What the exercise asks: Copy every entry word for word, but skip the pictures.

---+---

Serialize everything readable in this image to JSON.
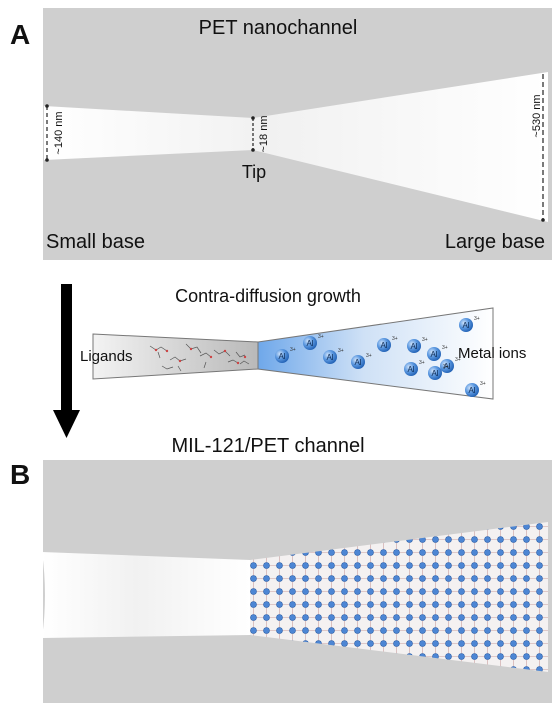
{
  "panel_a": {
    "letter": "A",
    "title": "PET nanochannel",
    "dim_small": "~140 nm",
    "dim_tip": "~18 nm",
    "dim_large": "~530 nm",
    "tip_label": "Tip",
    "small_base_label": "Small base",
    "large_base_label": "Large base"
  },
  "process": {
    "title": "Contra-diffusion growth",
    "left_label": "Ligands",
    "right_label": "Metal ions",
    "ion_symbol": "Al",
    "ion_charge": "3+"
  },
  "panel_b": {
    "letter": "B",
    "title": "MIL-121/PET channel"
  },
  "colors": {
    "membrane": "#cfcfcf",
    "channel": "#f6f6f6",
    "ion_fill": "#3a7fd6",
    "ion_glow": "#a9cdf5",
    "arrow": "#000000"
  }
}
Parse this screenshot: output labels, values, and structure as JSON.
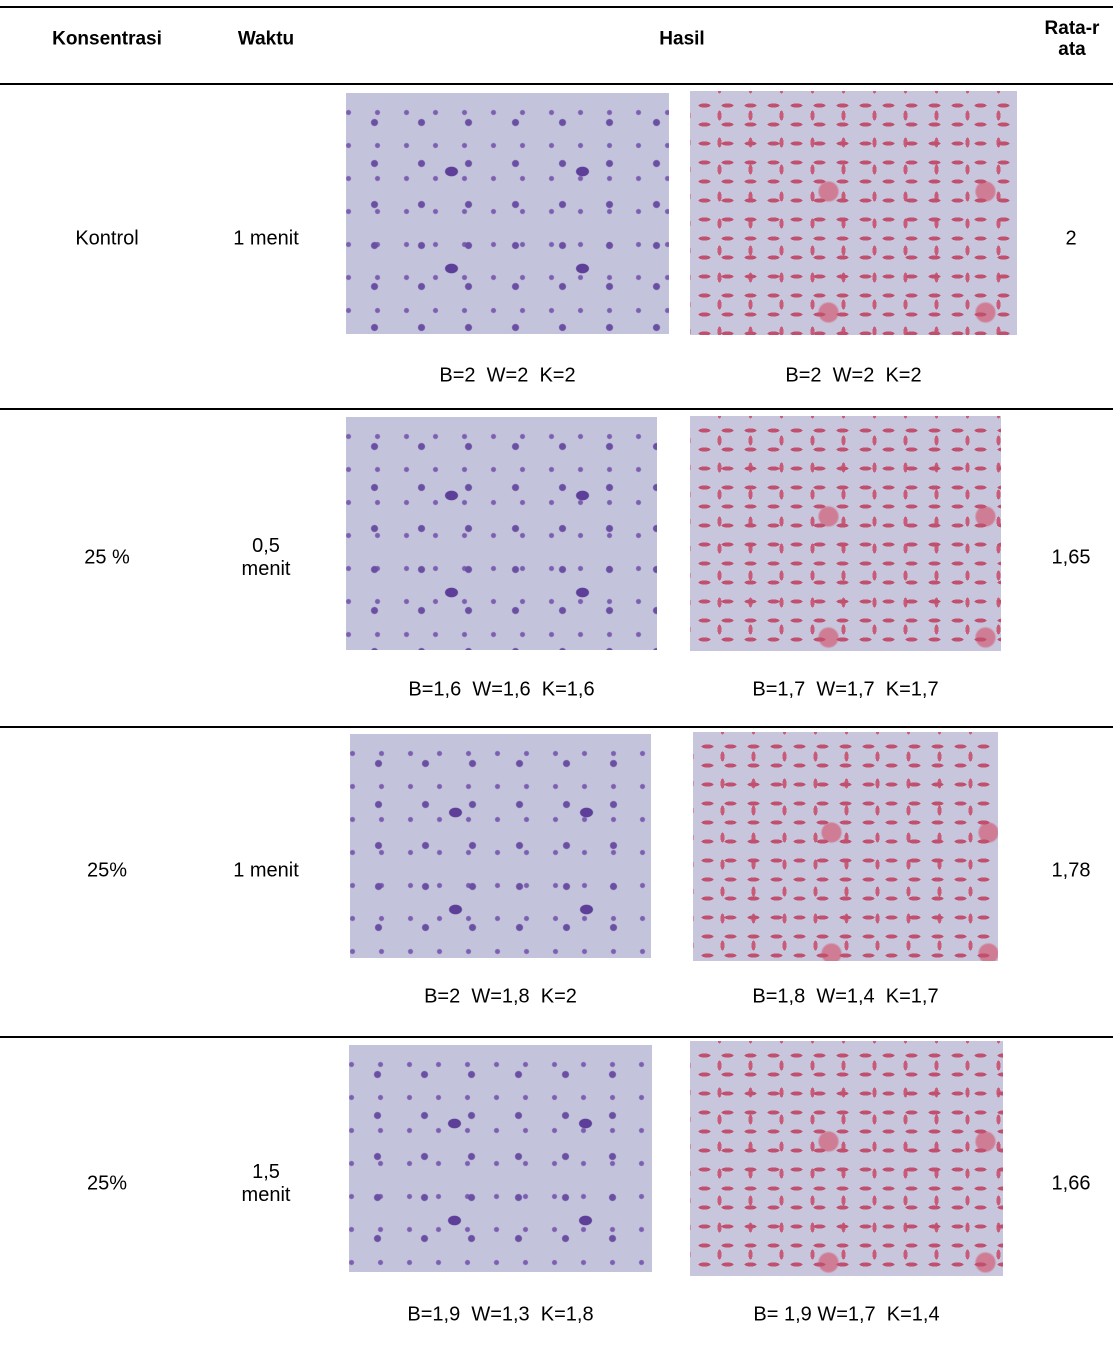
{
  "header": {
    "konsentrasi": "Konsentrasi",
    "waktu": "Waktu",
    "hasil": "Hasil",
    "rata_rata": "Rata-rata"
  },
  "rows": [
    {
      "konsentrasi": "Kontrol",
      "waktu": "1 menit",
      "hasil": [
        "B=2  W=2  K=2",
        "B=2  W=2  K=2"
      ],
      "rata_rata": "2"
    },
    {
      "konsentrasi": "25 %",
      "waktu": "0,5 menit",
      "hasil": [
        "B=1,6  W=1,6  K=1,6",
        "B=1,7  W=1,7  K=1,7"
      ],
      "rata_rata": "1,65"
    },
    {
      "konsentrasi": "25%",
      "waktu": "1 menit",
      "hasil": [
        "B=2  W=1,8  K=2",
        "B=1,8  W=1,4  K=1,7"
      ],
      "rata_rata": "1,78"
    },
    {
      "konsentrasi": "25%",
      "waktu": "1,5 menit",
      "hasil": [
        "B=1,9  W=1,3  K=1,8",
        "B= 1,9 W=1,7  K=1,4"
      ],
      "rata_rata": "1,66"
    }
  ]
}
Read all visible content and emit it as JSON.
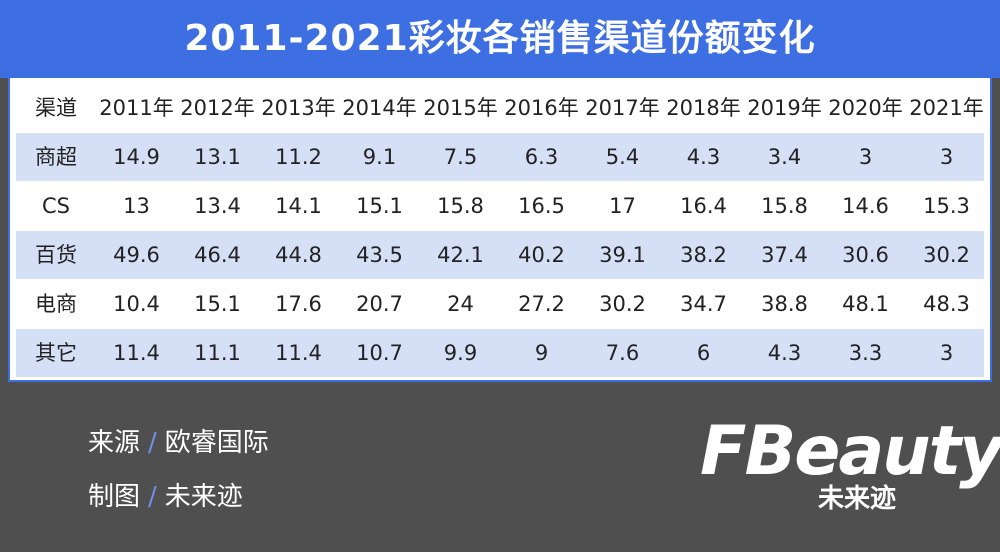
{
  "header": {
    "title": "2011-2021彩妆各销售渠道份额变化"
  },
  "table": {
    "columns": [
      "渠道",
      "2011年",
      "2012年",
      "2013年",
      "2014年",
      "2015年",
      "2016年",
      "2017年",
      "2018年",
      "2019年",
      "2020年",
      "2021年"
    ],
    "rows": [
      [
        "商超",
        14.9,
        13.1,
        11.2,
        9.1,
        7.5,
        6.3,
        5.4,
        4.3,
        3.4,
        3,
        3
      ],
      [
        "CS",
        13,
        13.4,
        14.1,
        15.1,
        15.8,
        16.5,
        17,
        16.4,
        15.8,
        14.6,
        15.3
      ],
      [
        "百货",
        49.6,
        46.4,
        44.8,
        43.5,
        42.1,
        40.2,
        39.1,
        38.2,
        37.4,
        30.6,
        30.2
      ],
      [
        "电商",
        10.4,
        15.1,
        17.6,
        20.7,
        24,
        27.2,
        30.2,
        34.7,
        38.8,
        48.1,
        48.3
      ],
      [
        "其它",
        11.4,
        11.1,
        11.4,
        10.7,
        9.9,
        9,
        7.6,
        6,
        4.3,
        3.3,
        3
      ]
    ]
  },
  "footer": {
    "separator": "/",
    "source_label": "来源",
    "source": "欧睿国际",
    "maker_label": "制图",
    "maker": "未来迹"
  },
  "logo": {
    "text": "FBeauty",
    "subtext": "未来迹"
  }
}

---+---

Task solution:
Serialize everything readable in this image to JSON.
{
  "panel_a": {
    "letter": "A",
    "title": "PET nanochannel",
    "dim_small": "~140 nm",
    "dim_tip": "~18 nm",
    "dim_large": "~530 nm",
    "tip_label": "Tip",
    "small_base_label": "Small base",
    "large_base_label": "Large base"
  },
  "process": {
    "title": "Contra-diffusion growth",
    "left_label": "Ligands",
    "right_label": "Metal ions",
    "ion_symbol": "Al",
    "ion_charge": "3+"
  },
  "panel_b": {
    "letter": "B",
    "title": "MIL-121/PET channel"
  },
  "colors": {
    "membrane": "#cfcfcf",
    "channel": "#f6f6f6",
    "ion_fill": "#3a7fd6",
    "ion_glow": "#a9cdf5",
    "arrow": "#000000"
  }
}
Parse this screenshot: output labels, values, and structure as JSON.
{
  "header": {
    "konsentrasi": "Konsentrasi",
    "waktu": "Waktu",
    "hasil": "Hasil",
    "rata_rata": "Rata-rata"
  },
  "rows": [
    {
      "konsentrasi": "Kontrol",
      "waktu": "1 menit",
      "hasil": [
        "B=2  W=2  K=2",
        "B=2  W=2  K=2"
      ],
      "rata_rata": "2"
    },
    {
      "konsentrasi": "25 %",
      "waktu": "0,5 menit",
      "hasil": [
        "B=1,6  W=1,6  K=1,6",
        "B=1,7  W=1,7  K=1,7"
      ],
      "rata_rata": "1,65"
    },
    {
      "konsentrasi": "25%",
      "waktu": "1 menit",
      "hasil": [
        "B=2  W=1,8  K=2",
        "B=1,8  W=1,4  K=1,7"
      ],
      "rata_rata": "1,78"
    },
    {
      "konsentrasi": "25%",
      "waktu": "1,5 menit",
      "hasil": [
        "B=1,9  W=1,3  K=1,8",
        "B= 1,9 W=1,7  K=1,4"
      ],
      "rata_rata": "1,66"
    }
  ]
}
Read all visible content and emit it as JSON.
{
  "header": {
    "title": "2011-2021彩妆各销售渠道份额变化"
  },
  "table": {
    "columns": [
      "渠道",
      "2011年",
      "2012年",
      "2013年",
      "2014年",
      "2015年",
      "2016年",
      "2017年",
      "2018年",
      "2019年",
      "2020年",
      "2021年"
    ],
    "rows": [
      [
        "商超",
        14.9,
        13.1,
        11.2,
        9.1,
        7.5,
        6.3,
        5.4,
        4.3,
        3.4,
        3,
        3
      ],
      [
        "CS",
        13,
        13.4,
        14.1,
        15.1,
        15.8,
        16.5,
        17,
        16.4,
        15.8,
        14.6,
        15.3
      ],
      [
        "百货",
        49.6,
        46.4,
        44.8,
        43.5,
        42.1,
        40.2,
        39.1,
        38.2,
        37.4,
        30.6,
        30.2
      ],
      [
        "电商",
        10.4,
        15.1,
        17.6,
        20.7,
        24,
        27.2,
        30.2,
        34.7,
        38.8,
        48.1,
        48.3
      ],
      [
        "其它",
        11.4,
        11.1,
        11.4,
        10.7,
        9.9,
        9,
        7.6,
        6,
        4.3,
        3.3,
        3
      ]
    ]
  },
  "footer": {
    "separator": "/",
    "source_label": "来源",
    "source": "欧睿国际",
    "maker_label": "制图",
    "maker": "未来迹"
  },
  "logo": {
    "text": "FBeauty",
    "subtext": "未来迹"
  }
}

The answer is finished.